§ **INSTRUCTIONS TO FOLLOW**
Lines containing the word "亚非的州界" need to be counted. Please reply with how many there are, and nothing else.

§ **EXTRACTED DATA**
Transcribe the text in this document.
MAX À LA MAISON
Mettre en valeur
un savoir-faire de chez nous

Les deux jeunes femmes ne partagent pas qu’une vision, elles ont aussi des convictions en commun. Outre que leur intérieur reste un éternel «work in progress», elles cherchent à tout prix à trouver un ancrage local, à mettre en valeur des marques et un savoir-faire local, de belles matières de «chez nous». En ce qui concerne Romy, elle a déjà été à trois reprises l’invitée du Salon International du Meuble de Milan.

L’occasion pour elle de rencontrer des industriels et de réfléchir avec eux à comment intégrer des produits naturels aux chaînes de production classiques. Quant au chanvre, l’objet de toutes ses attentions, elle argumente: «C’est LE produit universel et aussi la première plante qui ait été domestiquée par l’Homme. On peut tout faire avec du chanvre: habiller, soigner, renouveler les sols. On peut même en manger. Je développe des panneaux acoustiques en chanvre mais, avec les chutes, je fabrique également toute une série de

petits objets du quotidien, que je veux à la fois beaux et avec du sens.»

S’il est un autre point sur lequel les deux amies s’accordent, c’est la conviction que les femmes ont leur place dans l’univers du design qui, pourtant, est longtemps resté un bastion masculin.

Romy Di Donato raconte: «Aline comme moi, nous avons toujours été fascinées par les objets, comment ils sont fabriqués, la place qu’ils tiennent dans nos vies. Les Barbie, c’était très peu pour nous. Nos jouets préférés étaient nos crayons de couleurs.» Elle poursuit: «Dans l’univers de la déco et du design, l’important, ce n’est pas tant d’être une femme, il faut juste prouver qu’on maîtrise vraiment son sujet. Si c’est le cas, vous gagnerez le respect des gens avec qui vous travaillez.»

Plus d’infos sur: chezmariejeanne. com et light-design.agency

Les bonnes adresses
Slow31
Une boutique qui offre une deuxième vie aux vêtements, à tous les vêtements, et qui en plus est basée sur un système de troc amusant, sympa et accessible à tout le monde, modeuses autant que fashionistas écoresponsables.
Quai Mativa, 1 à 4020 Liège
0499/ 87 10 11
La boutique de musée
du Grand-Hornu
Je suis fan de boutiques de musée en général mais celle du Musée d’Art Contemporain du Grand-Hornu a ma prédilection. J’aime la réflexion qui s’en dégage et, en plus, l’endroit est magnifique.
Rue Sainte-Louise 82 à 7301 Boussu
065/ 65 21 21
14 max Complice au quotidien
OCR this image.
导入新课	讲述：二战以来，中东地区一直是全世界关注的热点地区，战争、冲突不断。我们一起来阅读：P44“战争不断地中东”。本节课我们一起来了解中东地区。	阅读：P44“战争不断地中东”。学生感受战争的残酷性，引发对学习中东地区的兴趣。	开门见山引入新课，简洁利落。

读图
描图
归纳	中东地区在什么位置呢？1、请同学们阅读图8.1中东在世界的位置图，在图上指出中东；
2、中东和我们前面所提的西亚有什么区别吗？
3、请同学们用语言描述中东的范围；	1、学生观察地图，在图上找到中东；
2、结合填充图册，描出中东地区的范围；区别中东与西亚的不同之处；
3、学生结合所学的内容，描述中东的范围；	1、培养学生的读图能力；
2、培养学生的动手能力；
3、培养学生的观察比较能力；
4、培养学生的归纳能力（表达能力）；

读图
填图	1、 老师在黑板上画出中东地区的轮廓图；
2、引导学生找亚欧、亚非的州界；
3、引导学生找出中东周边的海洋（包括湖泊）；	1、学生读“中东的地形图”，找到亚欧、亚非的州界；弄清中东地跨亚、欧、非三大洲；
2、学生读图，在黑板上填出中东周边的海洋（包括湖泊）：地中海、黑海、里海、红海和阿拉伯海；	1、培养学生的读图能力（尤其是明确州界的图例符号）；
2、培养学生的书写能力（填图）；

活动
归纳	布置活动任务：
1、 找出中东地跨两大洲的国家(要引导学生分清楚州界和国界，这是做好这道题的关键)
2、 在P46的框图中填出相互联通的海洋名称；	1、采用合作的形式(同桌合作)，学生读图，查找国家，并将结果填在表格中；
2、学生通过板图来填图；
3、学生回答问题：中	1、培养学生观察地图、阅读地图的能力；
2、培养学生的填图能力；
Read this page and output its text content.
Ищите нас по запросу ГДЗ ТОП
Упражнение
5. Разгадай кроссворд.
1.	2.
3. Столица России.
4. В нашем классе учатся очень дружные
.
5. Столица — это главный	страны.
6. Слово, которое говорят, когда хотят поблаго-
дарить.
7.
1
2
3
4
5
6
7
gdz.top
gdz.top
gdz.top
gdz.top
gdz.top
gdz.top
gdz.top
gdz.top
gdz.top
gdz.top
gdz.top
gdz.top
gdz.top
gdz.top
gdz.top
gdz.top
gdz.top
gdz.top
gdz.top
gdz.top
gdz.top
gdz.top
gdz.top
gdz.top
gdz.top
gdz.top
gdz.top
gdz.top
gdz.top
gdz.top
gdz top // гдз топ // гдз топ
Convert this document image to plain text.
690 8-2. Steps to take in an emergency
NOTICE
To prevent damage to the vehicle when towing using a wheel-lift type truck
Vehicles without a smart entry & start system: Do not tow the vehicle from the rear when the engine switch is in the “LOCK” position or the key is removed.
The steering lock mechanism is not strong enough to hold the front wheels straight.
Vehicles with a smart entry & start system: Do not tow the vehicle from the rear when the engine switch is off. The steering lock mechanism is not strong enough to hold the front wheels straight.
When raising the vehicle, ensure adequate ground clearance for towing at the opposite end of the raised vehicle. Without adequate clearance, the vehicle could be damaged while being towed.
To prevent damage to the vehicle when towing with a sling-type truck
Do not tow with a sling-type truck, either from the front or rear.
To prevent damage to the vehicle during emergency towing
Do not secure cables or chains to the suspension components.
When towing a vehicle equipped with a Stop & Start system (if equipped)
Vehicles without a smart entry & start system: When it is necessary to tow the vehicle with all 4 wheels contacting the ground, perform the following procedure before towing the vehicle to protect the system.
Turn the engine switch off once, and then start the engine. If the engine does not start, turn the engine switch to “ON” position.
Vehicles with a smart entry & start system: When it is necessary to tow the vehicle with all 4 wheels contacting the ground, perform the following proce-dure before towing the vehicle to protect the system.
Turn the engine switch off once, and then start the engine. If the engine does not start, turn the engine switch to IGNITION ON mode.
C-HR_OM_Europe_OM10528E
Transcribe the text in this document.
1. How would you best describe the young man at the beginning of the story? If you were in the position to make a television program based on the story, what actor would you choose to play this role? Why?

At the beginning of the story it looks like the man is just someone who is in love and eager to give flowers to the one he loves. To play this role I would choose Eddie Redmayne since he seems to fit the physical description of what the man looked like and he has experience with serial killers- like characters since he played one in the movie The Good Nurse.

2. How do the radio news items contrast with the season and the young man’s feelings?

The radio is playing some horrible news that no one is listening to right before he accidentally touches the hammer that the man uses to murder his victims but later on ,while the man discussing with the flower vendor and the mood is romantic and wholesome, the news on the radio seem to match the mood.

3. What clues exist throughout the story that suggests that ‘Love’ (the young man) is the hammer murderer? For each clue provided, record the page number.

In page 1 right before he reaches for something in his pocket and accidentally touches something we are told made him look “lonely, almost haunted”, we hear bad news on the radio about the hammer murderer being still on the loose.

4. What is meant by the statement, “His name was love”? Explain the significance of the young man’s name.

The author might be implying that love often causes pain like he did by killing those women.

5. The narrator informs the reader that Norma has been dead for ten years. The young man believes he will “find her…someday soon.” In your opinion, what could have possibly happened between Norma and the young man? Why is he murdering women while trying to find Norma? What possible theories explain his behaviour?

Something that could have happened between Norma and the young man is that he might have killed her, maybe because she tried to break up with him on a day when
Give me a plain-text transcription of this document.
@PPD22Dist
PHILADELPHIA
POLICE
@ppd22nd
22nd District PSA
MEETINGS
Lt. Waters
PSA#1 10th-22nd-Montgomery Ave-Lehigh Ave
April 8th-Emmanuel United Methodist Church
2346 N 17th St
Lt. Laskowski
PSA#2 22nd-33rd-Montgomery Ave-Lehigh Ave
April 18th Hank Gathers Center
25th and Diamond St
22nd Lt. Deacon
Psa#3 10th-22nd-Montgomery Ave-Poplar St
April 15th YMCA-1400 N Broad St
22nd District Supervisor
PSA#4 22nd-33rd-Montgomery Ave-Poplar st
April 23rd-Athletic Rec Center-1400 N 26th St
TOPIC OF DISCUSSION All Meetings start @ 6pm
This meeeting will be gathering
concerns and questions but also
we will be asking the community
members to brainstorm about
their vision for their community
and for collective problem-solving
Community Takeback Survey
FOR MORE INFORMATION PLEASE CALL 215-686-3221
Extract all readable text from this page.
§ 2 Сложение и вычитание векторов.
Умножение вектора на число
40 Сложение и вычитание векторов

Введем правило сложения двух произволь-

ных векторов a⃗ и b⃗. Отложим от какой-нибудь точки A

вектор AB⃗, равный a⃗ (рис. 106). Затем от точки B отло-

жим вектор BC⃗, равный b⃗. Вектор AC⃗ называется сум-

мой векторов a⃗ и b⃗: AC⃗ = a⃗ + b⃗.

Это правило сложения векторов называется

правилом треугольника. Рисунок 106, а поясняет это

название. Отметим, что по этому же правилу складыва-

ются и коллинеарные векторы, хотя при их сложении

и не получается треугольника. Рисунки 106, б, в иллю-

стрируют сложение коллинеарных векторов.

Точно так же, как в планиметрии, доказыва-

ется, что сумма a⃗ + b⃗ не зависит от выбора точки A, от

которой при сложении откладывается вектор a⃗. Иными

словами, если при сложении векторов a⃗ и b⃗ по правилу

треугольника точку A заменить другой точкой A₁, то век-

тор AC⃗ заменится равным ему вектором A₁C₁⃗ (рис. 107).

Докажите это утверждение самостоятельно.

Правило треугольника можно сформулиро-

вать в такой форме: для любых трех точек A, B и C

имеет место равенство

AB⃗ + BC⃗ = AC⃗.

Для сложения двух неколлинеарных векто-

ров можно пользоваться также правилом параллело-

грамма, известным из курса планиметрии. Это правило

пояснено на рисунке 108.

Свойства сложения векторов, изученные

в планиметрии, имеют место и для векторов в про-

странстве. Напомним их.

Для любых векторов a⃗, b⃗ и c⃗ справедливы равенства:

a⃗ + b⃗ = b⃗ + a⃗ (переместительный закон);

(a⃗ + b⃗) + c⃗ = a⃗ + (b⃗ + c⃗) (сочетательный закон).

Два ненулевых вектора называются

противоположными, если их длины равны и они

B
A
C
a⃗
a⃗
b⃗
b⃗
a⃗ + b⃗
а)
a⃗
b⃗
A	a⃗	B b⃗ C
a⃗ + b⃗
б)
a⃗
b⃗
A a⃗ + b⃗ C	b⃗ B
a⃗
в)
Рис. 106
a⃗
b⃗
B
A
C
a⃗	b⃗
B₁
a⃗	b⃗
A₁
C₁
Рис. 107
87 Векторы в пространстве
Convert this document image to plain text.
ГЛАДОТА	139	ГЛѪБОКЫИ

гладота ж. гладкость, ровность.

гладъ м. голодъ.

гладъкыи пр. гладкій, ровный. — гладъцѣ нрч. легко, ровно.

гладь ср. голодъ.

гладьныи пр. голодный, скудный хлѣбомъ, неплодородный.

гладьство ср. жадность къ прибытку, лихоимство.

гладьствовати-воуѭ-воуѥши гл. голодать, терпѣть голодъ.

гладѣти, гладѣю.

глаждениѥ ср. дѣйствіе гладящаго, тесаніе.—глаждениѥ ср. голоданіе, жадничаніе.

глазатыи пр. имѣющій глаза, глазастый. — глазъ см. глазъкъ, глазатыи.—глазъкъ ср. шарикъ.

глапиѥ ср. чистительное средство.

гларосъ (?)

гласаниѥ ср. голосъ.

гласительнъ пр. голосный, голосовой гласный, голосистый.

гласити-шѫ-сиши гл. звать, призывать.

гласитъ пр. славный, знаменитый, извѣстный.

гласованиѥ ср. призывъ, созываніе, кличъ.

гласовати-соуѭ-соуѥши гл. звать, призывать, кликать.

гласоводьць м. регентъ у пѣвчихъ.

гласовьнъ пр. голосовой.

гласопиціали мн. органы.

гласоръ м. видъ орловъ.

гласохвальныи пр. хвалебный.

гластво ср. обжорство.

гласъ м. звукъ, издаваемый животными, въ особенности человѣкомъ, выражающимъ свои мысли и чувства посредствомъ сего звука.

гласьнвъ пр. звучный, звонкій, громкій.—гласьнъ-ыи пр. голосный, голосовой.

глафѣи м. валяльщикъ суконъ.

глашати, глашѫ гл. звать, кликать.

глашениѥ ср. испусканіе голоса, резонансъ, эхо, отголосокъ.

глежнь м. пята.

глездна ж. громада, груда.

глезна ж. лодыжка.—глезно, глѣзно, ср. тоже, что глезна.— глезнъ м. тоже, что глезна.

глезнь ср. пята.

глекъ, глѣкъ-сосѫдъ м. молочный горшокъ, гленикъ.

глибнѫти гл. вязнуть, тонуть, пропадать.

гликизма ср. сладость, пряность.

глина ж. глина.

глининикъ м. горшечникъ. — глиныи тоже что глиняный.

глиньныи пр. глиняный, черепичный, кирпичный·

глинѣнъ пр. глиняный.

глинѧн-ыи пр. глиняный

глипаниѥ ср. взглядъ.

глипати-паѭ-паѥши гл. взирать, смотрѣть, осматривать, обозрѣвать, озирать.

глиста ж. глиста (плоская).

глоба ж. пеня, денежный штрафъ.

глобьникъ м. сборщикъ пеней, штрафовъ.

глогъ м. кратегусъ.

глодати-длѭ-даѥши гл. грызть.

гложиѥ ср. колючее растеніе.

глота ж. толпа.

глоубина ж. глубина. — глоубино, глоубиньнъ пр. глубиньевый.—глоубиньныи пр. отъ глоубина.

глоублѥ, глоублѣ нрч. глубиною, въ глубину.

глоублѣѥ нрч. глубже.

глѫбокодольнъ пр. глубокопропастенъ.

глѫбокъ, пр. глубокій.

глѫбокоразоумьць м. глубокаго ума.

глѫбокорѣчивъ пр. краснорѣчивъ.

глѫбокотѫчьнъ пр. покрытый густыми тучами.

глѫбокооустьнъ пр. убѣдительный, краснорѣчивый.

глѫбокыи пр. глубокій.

§ **EXERCISE ANSWER**
2